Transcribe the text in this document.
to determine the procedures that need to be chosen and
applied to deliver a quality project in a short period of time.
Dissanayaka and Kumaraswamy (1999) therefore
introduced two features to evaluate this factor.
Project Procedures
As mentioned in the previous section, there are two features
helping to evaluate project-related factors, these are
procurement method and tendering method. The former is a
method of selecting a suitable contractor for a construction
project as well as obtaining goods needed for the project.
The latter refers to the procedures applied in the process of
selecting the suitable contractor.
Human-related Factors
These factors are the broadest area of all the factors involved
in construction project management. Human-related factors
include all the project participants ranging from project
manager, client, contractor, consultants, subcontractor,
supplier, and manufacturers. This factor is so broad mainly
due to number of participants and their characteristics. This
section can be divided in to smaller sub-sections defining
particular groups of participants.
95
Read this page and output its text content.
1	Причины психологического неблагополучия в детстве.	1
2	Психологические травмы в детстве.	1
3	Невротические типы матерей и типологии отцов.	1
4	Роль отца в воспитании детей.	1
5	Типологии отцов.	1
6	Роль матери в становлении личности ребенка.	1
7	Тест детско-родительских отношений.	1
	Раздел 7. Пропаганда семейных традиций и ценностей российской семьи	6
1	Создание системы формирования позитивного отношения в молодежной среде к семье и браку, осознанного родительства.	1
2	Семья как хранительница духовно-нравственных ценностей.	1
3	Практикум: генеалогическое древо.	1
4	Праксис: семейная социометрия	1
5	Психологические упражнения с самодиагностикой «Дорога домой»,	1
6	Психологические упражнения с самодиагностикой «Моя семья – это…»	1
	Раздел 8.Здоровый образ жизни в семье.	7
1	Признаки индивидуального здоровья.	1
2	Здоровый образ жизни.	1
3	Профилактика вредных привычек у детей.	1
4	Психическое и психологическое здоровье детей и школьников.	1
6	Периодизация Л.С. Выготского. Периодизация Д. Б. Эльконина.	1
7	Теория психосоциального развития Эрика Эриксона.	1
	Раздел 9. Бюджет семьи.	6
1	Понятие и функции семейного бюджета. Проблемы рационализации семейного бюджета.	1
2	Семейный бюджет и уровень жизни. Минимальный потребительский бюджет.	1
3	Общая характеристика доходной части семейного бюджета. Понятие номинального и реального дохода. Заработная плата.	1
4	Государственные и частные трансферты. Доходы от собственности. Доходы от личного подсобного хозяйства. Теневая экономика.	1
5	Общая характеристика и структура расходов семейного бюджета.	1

==========

**Work to complete**
Pull every line containing the word "Психологические" out of the entries above.

**Final result**
2	Психологические травмы в детстве.	1
5	Психологические упражнения с самодиагностикой «Дорога домой»,	1
6	Психологические упражнения с самодиагностикой «Моя семья – это…»	1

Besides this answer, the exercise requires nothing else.